* [TASK PROMPT] Each entry must appear again exactly as it does in the source.

START

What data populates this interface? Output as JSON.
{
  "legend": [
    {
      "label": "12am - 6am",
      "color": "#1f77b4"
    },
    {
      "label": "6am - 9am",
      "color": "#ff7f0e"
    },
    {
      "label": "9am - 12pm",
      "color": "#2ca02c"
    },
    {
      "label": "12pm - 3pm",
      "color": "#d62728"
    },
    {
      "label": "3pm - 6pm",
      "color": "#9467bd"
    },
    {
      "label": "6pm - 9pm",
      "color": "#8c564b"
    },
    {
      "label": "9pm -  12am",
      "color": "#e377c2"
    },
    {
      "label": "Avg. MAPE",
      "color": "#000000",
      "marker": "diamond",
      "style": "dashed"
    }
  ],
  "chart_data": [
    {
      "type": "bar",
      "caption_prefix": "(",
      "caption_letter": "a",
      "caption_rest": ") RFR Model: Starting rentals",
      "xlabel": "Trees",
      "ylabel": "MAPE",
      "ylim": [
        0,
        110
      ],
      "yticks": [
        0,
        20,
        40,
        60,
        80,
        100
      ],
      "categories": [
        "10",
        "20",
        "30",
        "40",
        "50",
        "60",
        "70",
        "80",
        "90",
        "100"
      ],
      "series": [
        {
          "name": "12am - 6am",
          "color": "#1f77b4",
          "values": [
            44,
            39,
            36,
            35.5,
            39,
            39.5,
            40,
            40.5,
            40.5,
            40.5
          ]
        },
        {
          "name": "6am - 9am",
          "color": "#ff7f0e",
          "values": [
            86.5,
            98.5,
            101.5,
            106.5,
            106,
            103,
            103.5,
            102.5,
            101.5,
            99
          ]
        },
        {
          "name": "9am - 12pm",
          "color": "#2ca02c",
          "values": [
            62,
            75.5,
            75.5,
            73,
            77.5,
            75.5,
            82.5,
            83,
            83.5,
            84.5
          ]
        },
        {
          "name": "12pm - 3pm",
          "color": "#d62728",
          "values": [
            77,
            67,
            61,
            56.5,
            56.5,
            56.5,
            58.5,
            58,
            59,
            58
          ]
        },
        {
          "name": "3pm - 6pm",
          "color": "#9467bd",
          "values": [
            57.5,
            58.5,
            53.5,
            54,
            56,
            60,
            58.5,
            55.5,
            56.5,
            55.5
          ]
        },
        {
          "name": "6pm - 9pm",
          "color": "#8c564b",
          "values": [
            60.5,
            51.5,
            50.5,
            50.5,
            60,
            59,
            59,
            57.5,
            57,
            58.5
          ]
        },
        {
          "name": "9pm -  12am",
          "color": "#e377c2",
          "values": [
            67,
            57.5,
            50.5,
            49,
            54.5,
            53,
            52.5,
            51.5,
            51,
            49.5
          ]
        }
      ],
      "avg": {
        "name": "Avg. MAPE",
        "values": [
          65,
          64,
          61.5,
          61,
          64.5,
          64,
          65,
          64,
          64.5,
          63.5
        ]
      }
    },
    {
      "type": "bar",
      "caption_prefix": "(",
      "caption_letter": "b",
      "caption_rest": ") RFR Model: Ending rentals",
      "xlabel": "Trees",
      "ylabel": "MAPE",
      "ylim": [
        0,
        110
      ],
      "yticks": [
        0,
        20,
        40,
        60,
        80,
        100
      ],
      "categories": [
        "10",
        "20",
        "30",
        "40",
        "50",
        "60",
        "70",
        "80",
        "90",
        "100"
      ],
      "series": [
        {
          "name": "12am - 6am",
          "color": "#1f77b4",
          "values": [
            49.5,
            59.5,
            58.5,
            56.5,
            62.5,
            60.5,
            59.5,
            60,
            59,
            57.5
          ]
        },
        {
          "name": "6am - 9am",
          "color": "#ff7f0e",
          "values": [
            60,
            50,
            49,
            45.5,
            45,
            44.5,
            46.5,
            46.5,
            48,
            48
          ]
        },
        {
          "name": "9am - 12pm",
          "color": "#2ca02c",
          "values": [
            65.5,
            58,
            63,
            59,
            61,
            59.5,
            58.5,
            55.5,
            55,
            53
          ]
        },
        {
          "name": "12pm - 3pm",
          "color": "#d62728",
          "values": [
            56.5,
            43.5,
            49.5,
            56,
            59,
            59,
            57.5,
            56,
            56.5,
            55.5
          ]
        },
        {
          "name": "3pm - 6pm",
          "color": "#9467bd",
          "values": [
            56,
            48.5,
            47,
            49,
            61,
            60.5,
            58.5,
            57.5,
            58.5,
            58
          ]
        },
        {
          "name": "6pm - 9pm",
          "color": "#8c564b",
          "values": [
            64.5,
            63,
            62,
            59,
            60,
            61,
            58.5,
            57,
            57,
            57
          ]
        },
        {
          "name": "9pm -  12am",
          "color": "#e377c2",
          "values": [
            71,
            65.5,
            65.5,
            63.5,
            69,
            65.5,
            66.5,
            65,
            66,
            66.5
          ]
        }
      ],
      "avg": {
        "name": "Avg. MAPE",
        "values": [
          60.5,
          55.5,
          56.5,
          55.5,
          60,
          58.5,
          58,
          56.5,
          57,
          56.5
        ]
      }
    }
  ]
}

END

* [WRITTEN RESPONSE]
What data populates this interface? Output as JSON.
{
  "legend": [
    {
      "label": "12am - 6am",
      "color": "#1f77b4"
    },
    {
      "label": "6am - 9am",
      "color": "#ff7f0e"
    },
    {
      "label": "9am - 12pm",
      "color": "#2ca02c"
    },
    {
      "label": "12pm - 3pm",
      "color": "#d62728"
    },
    {
      "label": "3pm - 6pm",
      "color": "#9467bd"
    },
    {
      "label": "6pm - 9pm",
      "color": "#8c564b"
    },
    {
      "label": "9pm -  12am",
      "color": "#e377c2"
    },
    {
      "label": "Avg. MAPE",
      "color": "#000000",
      "marker": "diamond",
      "style": "dashed"
    }
  ],
  "chart_data": [
    {
      "type": "bar",
      "caption_prefix": "(",
      "caption_letter": "a",
      "caption_rest": ") RFR Model: Starting rentals",
      "xlabel": "Trees",
      "ylabel": "MAPE",
      "ylim": [
        0,
        110
      ],
      "yticks": [
        0,
        20,
        40,
        60,
        80,
        100
      ],
      "categories": [
        "10",
        "20",
        "30",
        "40",
        "50",
        "60",
        "70",
        "80",
        "90",
        "100"
      ],
      "series": [
        {
          "name": "12am - 6am",
          "color": "#1f77b4",
          "values": [
            44,
            39,
            36,
            35.5,
            39,
            39.5,
            40,
            40.5,
            40.5,
            40.5
          ]
        },
        {
          "name": "6am - 9am",
          "color": "#ff7f0e",
          "values": [
            86.5,
            98.5,
            101.5,
            106.5,
            106,
            103,
            103.5,
            102.5,
            101.5,
            99
          ]
        },
        {
          "name": "9am - 12pm",
          "color": "#2ca02c",
          "values": [
            62,
            75.5,
            75.5,
            73,
            77.5,
            75.5,
            82.5,
            83,
            83.5,
            84.5
          ]
        },
        {
          "name": "12pm - 3pm",
          "color": "#d62728",
          "values": [
            77,
            67,
            61,
            56.5,
            56.5,
            56.5,
            58.5,
            58,
            59,
            58
          ]
        },
        {
          "name": "3pm - 6pm",
          "color": "#9467bd",
          "values": [
            57.5,
            58.5,
            53.5,
            54,
            56,
            60,
            58.5,
            55.5,
            56.5,
            55.5
          ]
        },
        {
          "name": "6pm - 9pm",
          "color": "#8c564b",
          "values": [
            60.5,
            51.5,
            50.5,
            50.5,
            60,
            59,
            59,
            57.5,
            57,
            58.5
          ]
        },
        {
          "name": "9pm -  12am",
          "color": "#e377c2",
          "values": [
            67,
            57.5,
            50.5,
            49,
            54.5,
            53,
            52.5,
            51.5,
            51,
            49.5
          ]
        }
      ],
      "avg": {
        "name": "Avg. MAPE",
        "values": [
          65,
          64,
          61.5,
          61,
          64.5,
          64,
          65,
          64,
          64.5,
          63.5
        ]
      }
    },
    {
      "type": "bar",
      "caption_prefix": "(",
      "caption_letter": "b",
      "caption_rest": ") RFR Model: Ending rentals",
      "xlabel": "Trees",
      "ylabel": "MAPE",
      "ylim": [
        0,
        110
      ],
      "yticks": [
        0,
        20,
        40,
        60,
        80,
        100
      ],
      "categories": [
        "10",
        "20",
        "30",
        "40",
        "50",
        "60",
        "70",
        "80",
        "90",
        "100"
      ],
      "series": [
        {
          "name": "12am - 6am",
          "color": "#1f77b4",
          "values": [
            49.5,
            59.5,
            58.5,
            56.5,
            62.5,
            60.5,
            59.5,
            60,
            59,
            57.5
          ]
        },
        {
          "name": "6am - 9am",
          "color": "#ff7f0e",
          "values": [
            60,
            50,
            49,
            45.5,
            45,
            44.5,
            46.5,
            46.5,
            48,
            48
          ]
        },
        {
          "name": "9am - 12pm",
          "color": "#2ca02c",
          "values": [
            65.5,
            58,
            63,
            59,
            61,
            59.5,
            58.5,
            55.5,
            55,
            53
          ]
        },
        {
          "name": "12pm - 3pm",
          "color": "#d62728",
          "values": [
            56.5,
            43.5,
            49.5,
            56,
            59,
            59,
            57.5,
            56,
            56.5,
            55.5
          ]
        },
        {
          "name": "3pm - 6pm",
          "color": "#9467bd",
          "values": [
            56,
            48.5,
            47,
            49,
            61,
            60.5,
            58.5,
            57.5,
            58.5,
            58
          ]
        },
        {
          "name": "6pm - 9pm",
          "color": "#8c564b",
          "values": [
            64.5,
            63,
            62,
            59,
            60,
            61,
            58.5,
            57,
            57,
            57
          ]
        },
        {
          "name": "9pm -  12am",
          "color": "#e377c2",
          "values": [
            71,
            65.5,
            65.5,
            63.5,
            69,
            65.5,
            66.5,
            65,
            66,
            66.5
          ]
        }
      ],
      "avg": {
        "name": "Avg. MAPE",
        "values": [
          60.5,
          55.5,
          56.5,
          55.5,
          60,
          58.5,
          58,
          56.5,
          57,
          56.5
        ]
      }
    }
  ]
}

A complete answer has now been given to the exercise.